_Description of the task_. Omit all pictures. Copy the rest of the material exactly.

_Entries provided_.

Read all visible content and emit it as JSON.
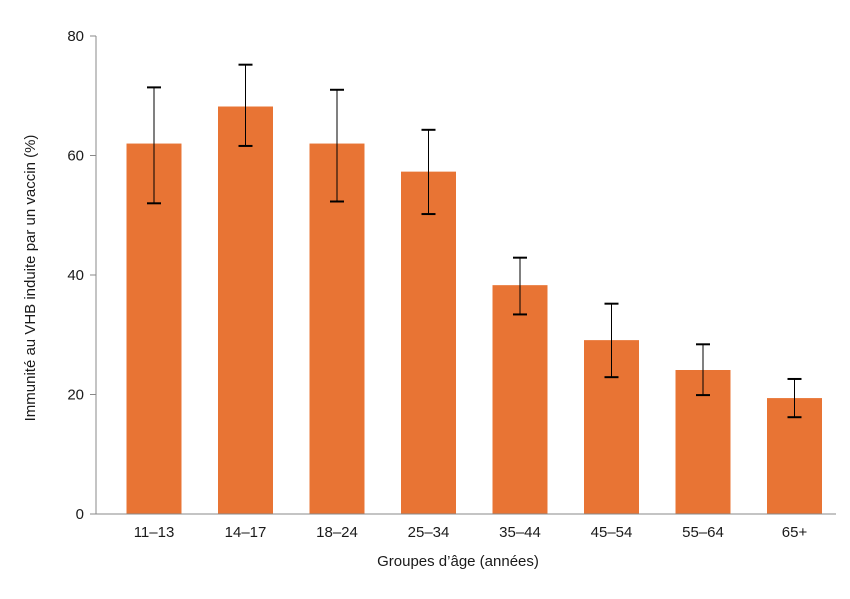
{
  "chart_data": {
    "type": "bar",
    "categories": [
      "11–13",
      "14–17",
      "18–24",
      "25–34",
      "35–44",
      "45–54",
      "55–64",
      "65+"
    ],
    "values": [
      62,
      68.2,
      62,
      57.3,
      38.3,
      29.1,
      24.1,
      19.4
    ],
    "error_low": [
      52,
      61.6,
      52.3,
      50.2,
      33.4,
      22.9,
      19.9,
      16.2
    ],
    "error_high": [
      71.4,
      75.2,
      71,
      64.3,
      42.9,
      35.2,
      28.4,
      22.6
    ],
    "xlabel": "Groupes d’âge (années)",
    "ylabel": "Immunité au VHB induite par un vaccin (%)",
    "ylim": [
      0,
      80
    ],
    "yticks": [
      0,
      20,
      40,
      60,
      80
    ],
    "grid": false,
    "colors": {
      "bar": "#E87434",
      "error_bar": "#000000",
      "axis": "#888888"
    }
  }
}
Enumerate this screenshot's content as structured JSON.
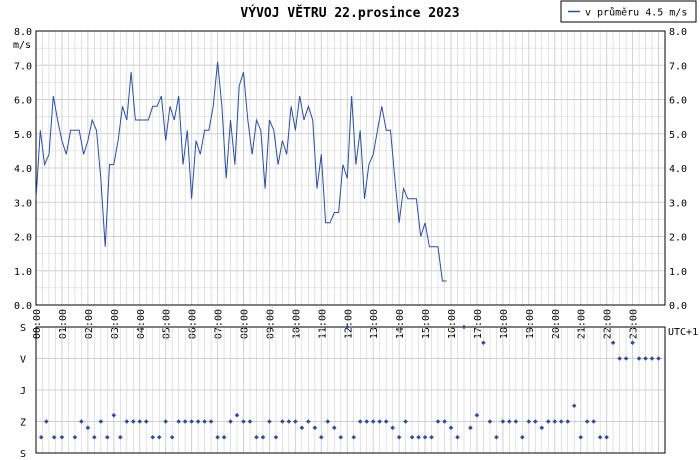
{
  "chart_data": [
    {
      "type": "line",
      "title": "VÝVOJ VĚTRU  22.prosince 2023",
      "ylabel": "m/s",
      "timezone_label": "UTC+1",
      "legend": {
        "label": "v průměru 4.5 m/s",
        "placement": "top-right"
      },
      "ylim": [
        0,
        8
      ],
      "yticks": [
        "0.0",
        "1.0",
        "2.0",
        "3.0",
        "4.0",
        "5.0",
        "6.0",
        "7.0",
        "8.0"
      ],
      "xlim_hours": [
        0,
        24.25
      ],
      "xticks": [
        "00:00",
        "01:00",
        "02:00",
        "03:00",
        "04:00",
        "05:00",
        "06:00",
        "07:00",
        "08:00",
        "09:00",
        "10:00",
        "11:00",
        "12:00",
        "13:00",
        "14:00",
        "15:00",
        "16:00",
        "17:00",
        "18:00",
        "19:00",
        "20:00",
        "21:00",
        "22:00",
        "23:00"
      ],
      "grid": true,
      "colors": {
        "line": "#2b4f9e",
        "grid": "#d0d0d0",
        "axis": "#000000"
      },
      "series": [
        {
          "interval_minutes": 10,
          "values": [
            3.1,
            5.1,
            4.1,
            4.4,
            6.1,
            5.4,
            4.8,
            4.4,
            5.1,
            5.1,
            5.1,
            4.4,
            4.8,
            5.4,
            5.1,
            3.7,
            1.7,
            4.1,
            4.1,
            4.8,
            5.8,
            5.4,
            6.8,
            5.4,
            5.4,
            5.4,
            5.4,
            5.8,
            5.8,
            6.1,
            4.8,
            5.8,
            5.4,
            6.1,
            4.1,
            5.1,
            3.1,
            4.8,
            4.4,
            5.1,
            5.1,
            5.8,
            7.1,
            5.8,
            3.7,
            5.4,
            4.1,
            6.4,
            6.8,
            5.4,
            4.4,
            5.4,
            5.1,
            3.4,
            5.4,
            5.1,
            4.1,
            4.8,
            4.4,
            5.8,
            5.1,
            6.1,
            5.4,
            5.8,
            5.4,
            3.4,
            4.4,
            2.4,
            2.4,
            2.7,
            2.7,
            4.1,
            3.7,
            6.1,
            4.1,
            5.1,
            3.1,
            4.1,
            4.4,
            5.1,
            5.8,
            5.1,
            5.1,
            3.7,
            2.4,
            3.4,
            3.1,
            3.1,
            3.1,
            2.0,
            2.4,
            1.7,
            1.7,
            1.7,
            0.7,
            0.7
          ]
        }
      ]
    },
    {
      "type": "scatter",
      "yticks": [
        "S",
        "V",
        "J",
        "Z",
        "S"
      ],
      "ylim": [
        0,
        4
      ],
      "xlim_hours": [
        0,
        24.25
      ],
      "marker_color": "#2b4f9e",
      "points": [
        [
          0.2,
          0.5
        ],
        [
          0.4,
          1.0
        ],
        [
          0.7,
          0.5
        ],
        [
          1.0,
          0.5
        ],
        [
          1.5,
          0.5
        ],
        [
          1.75,
          1.0
        ],
        [
          2.0,
          0.8
        ],
        [
          2.25,
          0.5
        ],
        [
          2.5,
          1.0
        ],
        [
          2.75,
          0.5
        ],
        [
          3.0,
          1.2
        ],
        [
          3.25,
          0.5
        ],
        [
          3.5,
          1.0
        ],
        [
          3.75,
          1.0
        ],
        [
          4.0,
          1.0
        ],
        [
          4.25,
          1.0
        ],
        [
          4.5,
          0.5
        ],
        [
          4.75,
          0.5
        ],
        [
          5.0,
          1.0
        ],
        [
          5.25,
          0.5
        ],
        [
          5.5,
          1.0
        ],
        [
          5.75,
          1.0
        ],
        [
          6.0,
          1.0
        ],
        [
          6.25,
          1.0
        ],
        [
          6.5,
          1.0
        ],
        [
          6.75,
          1.0
        ],
        [
          7.0,
          0.5
        ],
        [
          7.25,
          0.5
        ],
        [
          7.5,
          1.0
        ],
        [
          7.75,
          1.2
        ],
        [
          8.0,
          1.0
        ],
        [
          8.25,
          1.0
        ],
        [
          8.5,
          0.5
        ],
        [
          8.75,
          0.5
        ],
        [
          9.0,
          1.0
        ],
        [
          9.25,
          0.5
        ],
        [
          9.5,
          1.0
        ],
        [
          9.75,
          1.0
        ],
        [
          10.0,
          1.0
        ],
        [
          10.25,
          0.8
        ],
        [
          10.5,
          1.0
        ],
        [
          10.75,
          0.8
        ],
        [
          11.0,
          0.5
        ],
        [
          11.25,
          1.0
        ],
        [
          11.5,
          0.8
        ],
        [
          11.75,
          0.5
        ],
        [
          12.0,
          4.0
        ],
        [
          12.25,
          0.5
        ],
        [
          12.5,
          1.0
        ],
        [
          12.75,
          1.0
        ],
        [
          13.0,
          1.0
        ],
        [
          13.25,
          1.0
        ],
        [
          13.5,
          1.0
        ],
        [
          13.75,
          0.8
        ],
        [
          14.0,
          0.5
        ],
        [
          14.25,
          1.0
        ],
        [
          14.5,
          0.5
        ],
        [
          14.75,
          0.5
        ],
        [
          15.0,
          0.5
        ],
        [
          15.25,
          0.5
        ],
        [
          15.5,
          1.0
        ],
        [
          15.75,
          1.0
        ],
        [
          16.0,
          0.8
        ],
        [
          16.25,
          0.5
        ],
        [
          16.5,
          4.0
        ],
        [
          16.75,
          0.8
        ],
        [
          17.0,
          1.2
        ],
        [
          17.25,
          3.5
        ],
        [
          17.5,
          1.0
        ],
        [
          17.75,
          0.5
        ],
        [
          18.0,
          1.0
        ],
        [
          18.25,
          1.0
        ],
        [
          18.5,
          1.0
        ],
        [
          18.75,
          0.5
        ],
        [
          19.0,
          1.0
        ],
        [
          19.25,
          1.0
        ],
        [
          19.5,
          0.8
        ],
        [
          19.75,
          1.0
        ],
        [
          20.0,
          1.0
        ],
        [
          20.25,
          1.0
        ],
        [
          20.5,
          1.0
        ],
        [
          20.75,
          1.5
        ],
        [
          21.0,
          0.5
        ],
        [
          21.25,
          1.0
        ],
        [
          21.5,
          1.0
        ],
        [
          21.75,
          0.5
        ],
        [
          22.0,
          0.5
        ],
        [
          22.25,
          3.5
        ],
        [
          22.5,
          3.0
        ],
        [
          22.75,
          3.0
        ],
        [
          23.0,
          3.5
        ],
        [
          23.25,
          3.0
        ],
        [
          23.5,
          3.0
        ],
        [
          23.75,
          3.0
        ],
        [
          24.0,
          3.0
        ]
      ]
    }
  ]
}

_Response to this task_.
Read all visible content and emit it as JSON.
{
  "chart_data": {
    "type": "bar",
    "categories": [
      "11–13",
      "14–17",
      "18–24",
      "25–34",
      "35–44",
      "45–54",
      "55–64",
      "65+"
    ],
    "values": [
      62,
      68.2,
      62,
      57.3,
      38.3,
      29.1,
      24.1,
      19.4
    ],
    "error_low": [
      52,
      61.6,
      52.3,
      50.2,
      33.4,
      22.9,
      19.9,
      16.2
    ],
    "error_high": [
      71.4,
      75.2,
      71,
      64.3,
      42.9,
      35.2,
      28.4,
      22.6
    ],
    "xlabel": "Groupes d’âge (années)",
    "ylabel": "Immunité au VHB induite par un vaccin (%)",
    "ylim": [
      0,
      80
    ],
    "yticks": [
      0,
      20,
      40,
      60,
      80
    ],
    "grid": false,
    "colors": {
      "bar": "#E87434",
      "error_bar": "#000000",
      "axis": "#888888"
    }
  }
}
Enumerate this screenshot's content as structured JSON.
{
  "chart_data": [
    {
      "type": "line",
      "title": "VÝVOJ VĚTRU  22.prosince 2023",
      "ylabel": "m/s",
      "timezone_label": "UTC+1",
      "legend": {
        "label": "v průměru 4.5 m/s",
        "placement": "top-right"
      },
      "ylim": [
        0,
        8
      ],
      "yticks": [
        "0.0",
        "1.0",
        "2.0",
        "3.0",
        "4.0",
        "5.0",
        "6.0",
        "7.0",
        "8.0"
      ],
      "xlim_hours": [
        0,
        24.25
      ],
      "xticks": [
        "00:00",
        "01:00",
        "02:00",
        "03:00",
        "04:00",
        "05:00",
        "06:00",
        "07:00",
        "08:00",
        "09:00",
        "10:00",
        "11:00",
        "12:00",
        "13:00",
        "14:00",
        "15:00",
        "16:00",
        "17:00",
        "18:00",
        "19:00",
        "20:00",
        "21:00",
        "22:00",
        "23:00"
      ],
      "grid": true,
      "colors": {
        "line": "#2b4f9e",
        "grid": "#d0d0d0",
        "axis": "#000000"
      },
      "series": [
        {
          "interval_minutes": 10,
          "values": [
            3.1,
            5.1,
            4.1,
            4.4,
            6.1,
            5.4,
            4.8,
            4.4,
            5.1,
            5.1,
            5.1,
            4.4,
            4.8,
            5.4,
            5.1,
            3.7,
            1.7,
            4.1,
            4.1,
            4.8,
            5.8,
            5.4,
            6.8,
            5.4,
            5.4,
            5.4,
            5.4,
            5.8,
            5.8,
            6.1,
            4.8,
            5.8,
            5.4,
            6.1,
            4.1,
            5.1,
            3.1,
            4.8,
            4.4,
            5.1,
            5.1,
            5.8,
            7.1,
            5.8,
            3.7,
            5.4,
            4.1,
            6.4,
            6.8,
            5.4,
            4.4,
            5.4,
            5.1,
            3.4,
            5.4,
            5.1,
            4.1,
            4.8,
            4.4,
            5.8,
            5.1,
            6.1,
            5.4,
            5.8,
            5.4,
            3.4,
            4.4,
            2.4,
            2.4,
            2.7,
            2.7,
            4.1,
            3.7,
            6.1,
            4.1,
            5.1,
            3.1,
            4.1,
            4.4,
            5.1,
            5.8,
            5.1,
            5.1,
            3.7,
            2.4,
            3.4,
            3.1,
            3.1,
            3.1,
            2.0,
            2.4,
            1.7,
            1.7,
            1.7,
            0.7,
            0.7
          ]
        }
      ]
    },
    {
      "type": "scatter",
      "yticks": [
        "S",
        "V",
        "J",
        "Z",
        "S"
      ],
      "ylim": [
        0,
        4
      ],
      "xlim_hours": [
        0,
        24.25
      ],
      "marker_color": "#2b4f9e",
      "points": [
        [
          0.2,
          0.5
        ],
        [
          0.4,
          1.0
        ],
        [
          0.7,
          0.5
        ],
        [
          1.0,
          0.5
        ],
        [
          1.5,
          0.5
        ],
        [
          1.75,
          1.0
        ],
        [
          2.0,
          0.8
        ],
        [
          2.25,
          0.5
        ],
        [
          2.5,
          1.0
        ],
        [
          2.75,
          0.5
        ],
        [
          3.0,
          1.2
        ],
        [
          3.25,
          0.5
        ],
        [
          3.5,
          1.0
        ],
        [
          3.75,
          1.0
        ],
        [
          4.0,
          1.0
        ],
        [
          4.25,
          1.0
        ],
        [
          4.5,
          0.5
        ],
        [
          4.75,
          0.5
        ],
        [
          5.0,
          1.0
        ],
        [
          5.25,
          0.5
        ],
        [
          5.5,
          1.0
        ],
        [
          5.75,
          1.0
        ],
        [
          6.0,
          1.0
        ],
        [
          6.25,
          1.0
        ],
        [
          6.5,
          1.0
        ],
        [
          6.75,
          1.0
        ],
        [
          7.0,
          0.5
        ],
        [
          7.25,
          0.5
        ],
        [
          7.5,
          1.0
        ],
        [
          7.75,
          1.2
        ],
        [
          8.0,
          1.0
        ],
        [
          8.25,
          1.0
        ],
        [
          8.5,
          0.5
        ],
        [
          8.75,
          0.5
        ],
        [
          9.0,
          1.0
        ],
        [
          9.25,
          0.5
        ],
        [
          9.5,
          1.0
        ],
        [
          9.75,
          1.0
        ],
        [
          10.0,
          1.0
        ],
        [
          10.25,
          0.8
        ],
        [
          10.5,
          1.0
        ],
        [
          10.75,
          0.8
        ],
        [
          11.0,
          0.5
        ],
        [
          11.25,
          1.0
        ],
        [
          11.5,
          0.8
        ],
        [
          11.75,
          0.5
        ],
        [
          12.0,
          4.0
        ],
        [
          12.25,
          0.5
        ],
        [
          12.5,
          1.0
        ],
        [
          12.75,
          1.0
        ],
        [
          13.0,
          1.0
        ],
        [
          13.25,
          1.0
        ],
        [
          13.5,
          1.0
        ],
        [
          13.75,
          0.8
        ],
        [
          14.0,
          0.5
        ],
        [
          14.25,
          1.0
        ],
        [
          14.5,
          0.5
        ],
        [
          14.75,
          0.5
        ],
        [
          15.0,
          0.5
        ],
        [
          15.25,
          0.5
        ],
        [
          15.5,
          1.0
        ],
        [
          15.75,
          1.0
        ],
        [
          16.0,
          0.8
        ],
        [
          16.25,
          0.5
        ],
        [
          16.5,
          4.0
        ],
        [
          16.75,
          0.8
        ],
        [
          17.0,
          1.2
        ],
        [
          17.25,
          3.5
        ],
        [
          17.5,
          1.0
        ],
        [
          17.75,
          0.5
        ],
        [
          18.0,
          1.0
        ],
        [
          18.25,
          1.0
        ],
        [
          18.5,
          1.0
        ],
        [
          18.75,
          0.5
        ],
        [
          19.0,
          1.0
        ],
        [
          19.25,
          1.0
        ],
        [
          19.5,
          0.8
        ],
        [
          19.75,
          1.0
        ],
        [
          20.0,
          1.0
        ],
        [
          20.25,
          1.0
        ],
        [
          20.5,
          1.0
        ],
        [
          20.75,
          1.5
        ],
        [
          21.0,
          0.5
        ],
        [
          21.25,
          1.0
        ],
        [
          21.5,
          1.0
        ],
        [
          21.75,
          0.5
        ],
        [
          22.0,
          0.5
        ],
        [
          22.25,
          3.5
        ],
        [
          22.5,
          3.0
        ],
        [
          22.75,
          3.0
        ],
        [
          23.0,
          3.5
        ],
        [
          23.25,
          3.0
        ],
        [
          23.5,
          3.0
        ],
        [
          23.75,
          3.0
        ],
        [
          24.0,
          3.0
        ]
      ]
    }
  ]
}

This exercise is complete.